Return the listing below unchanged, minus its pictures.

+++ PROVIDED DATA +++

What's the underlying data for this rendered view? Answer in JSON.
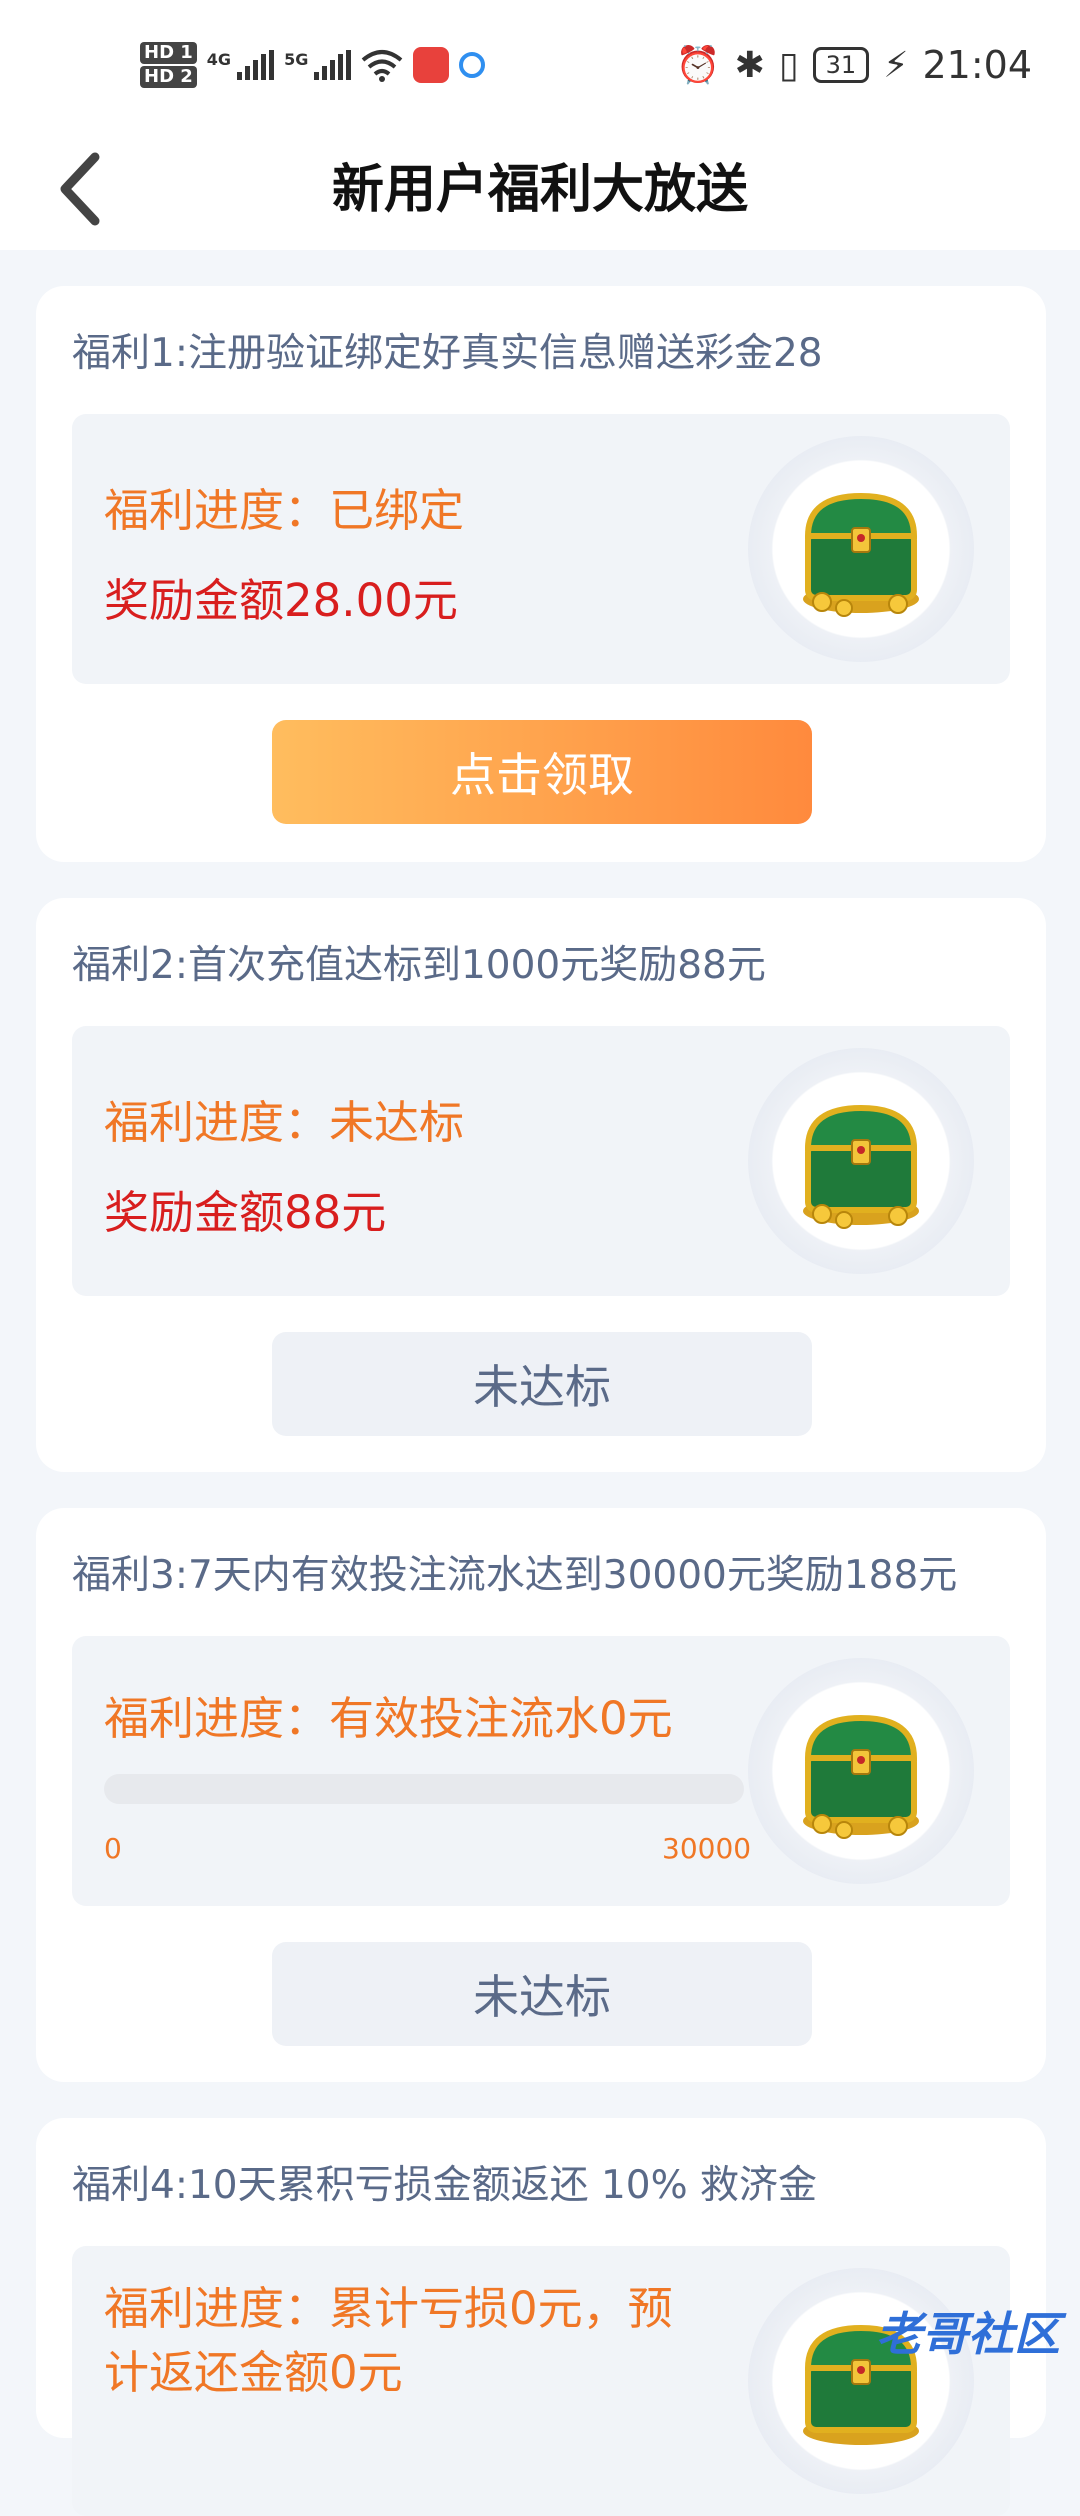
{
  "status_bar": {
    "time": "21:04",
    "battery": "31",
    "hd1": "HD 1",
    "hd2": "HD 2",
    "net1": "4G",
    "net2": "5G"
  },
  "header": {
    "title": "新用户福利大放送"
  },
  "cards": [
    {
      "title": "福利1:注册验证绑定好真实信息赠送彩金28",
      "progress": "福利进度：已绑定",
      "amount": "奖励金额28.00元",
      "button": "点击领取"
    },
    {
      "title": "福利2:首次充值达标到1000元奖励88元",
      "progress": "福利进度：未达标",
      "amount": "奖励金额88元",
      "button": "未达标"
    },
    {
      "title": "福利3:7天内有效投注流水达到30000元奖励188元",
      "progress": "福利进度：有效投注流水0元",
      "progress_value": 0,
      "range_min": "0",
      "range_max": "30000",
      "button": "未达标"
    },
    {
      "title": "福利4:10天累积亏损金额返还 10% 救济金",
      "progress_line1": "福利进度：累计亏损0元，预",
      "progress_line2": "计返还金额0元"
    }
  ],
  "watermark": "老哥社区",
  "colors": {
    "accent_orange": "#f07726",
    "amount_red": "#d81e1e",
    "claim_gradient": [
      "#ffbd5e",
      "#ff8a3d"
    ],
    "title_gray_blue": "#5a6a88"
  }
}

+++

* [ANSWER FOR THIS EXERCISE]
What's the underlying data for this rendered view? Answer in JSON.
{
  "status_bar": {
    "time": "21:04",
    "battery": "31",
    "hd1": "HD 1",
    "hd2": "HD 2",
    "net1": "4G",
    "net2": "5G"
  },
  "header": {
    "title": "新用户福利大放送"
  },
  "cards": [
    {
      "title": "福利1:注册验证绑定好真实信息赠送彩金28",
      "progress": "福利进度：已绑定",
      "amount": "奖励金额28.00元",
      "button": "点击领取"
    },
    {
      "title": "福利2:首次充值达标到1000元奖励88元",
      "progress": "福利进度：未达标",
      "amount": "奖励金额88元",
      "button": "未达标"
    },
    {
      "title": "福利3:7天内有效投注流水达到30000元奖励188元",
      "progress": "福利进度：有效投注流水0元",
      "progress_value": 0,
      "range_min": "0",
      "range_max": "30000",
      "button": "未达标"
    },
    {
      "title": "福利4:10天累积亏损金额返还 10% 救济金",
      "progress_line1": "福利进度：累计亏损0元，预",
      "progress_line2": "计返还金额0元"
    }
  ],
  "watermark": "老哥社区",
  "colors": {
    "accent_orange": "#f07726",
    "amount_red": "#d81e1e",
    "claim_gradient": [
      "#ffbd5e",
      "#ff8a3d"
    ],
    "title_gray_blue": "#5a6a88"
  }
}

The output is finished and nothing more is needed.